**PROVIDED DATA**
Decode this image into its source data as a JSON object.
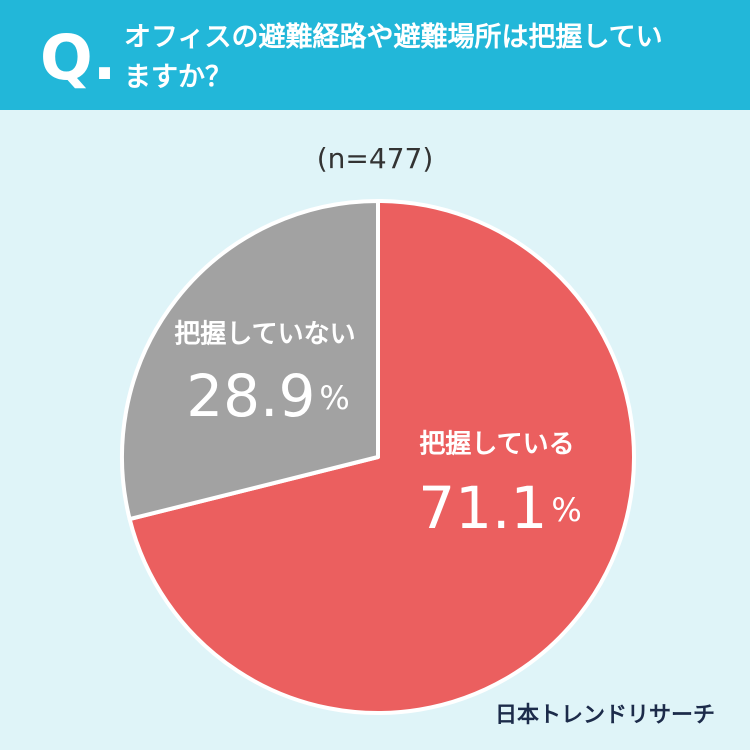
{
  "chart_data": {
    "type": "pie",
    "question_label": "Q.",
    "title": "オフィスの避難経路や避難場所は把握していますか？",
    "note": "(n=477)",
    "source": "日本トレンドリサーチ",
    "categories": [
      "把握している",
      "把握していない"
    ],
    "values": [
      71.1,
      28.9
    ],
    "value_labels": [
      "71.1%",
      "28.9%"
    ],
    "colors": [
      "#eb5f5f",
      "#a2a2a2"
    ]
  }
}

**TASK TO COMPLETE**
Without including any pictures, reproduce the listing exactly.

**CORRECT RESULT**
Decode this image into its source data as a JSON object.
{
  "chart_data": {
    "type": "pie",
    "question_label": "Q.",
    "title": "オフィスの避難経路や避難場所は把握していますか？",
    "note": "(n=477)",
    "source": "日本トレンドリサーチ",
    "categories": [
      "把握している",
      "把握していない"
    ],
    "values": [
      71.1,
      28.9
    ],
    "value_labels": [
      "71.1%",
      "28.9%"
    ],
    "colors": [
      "#eb5f5f",
      "#a2a2a2"
    ]
  }
}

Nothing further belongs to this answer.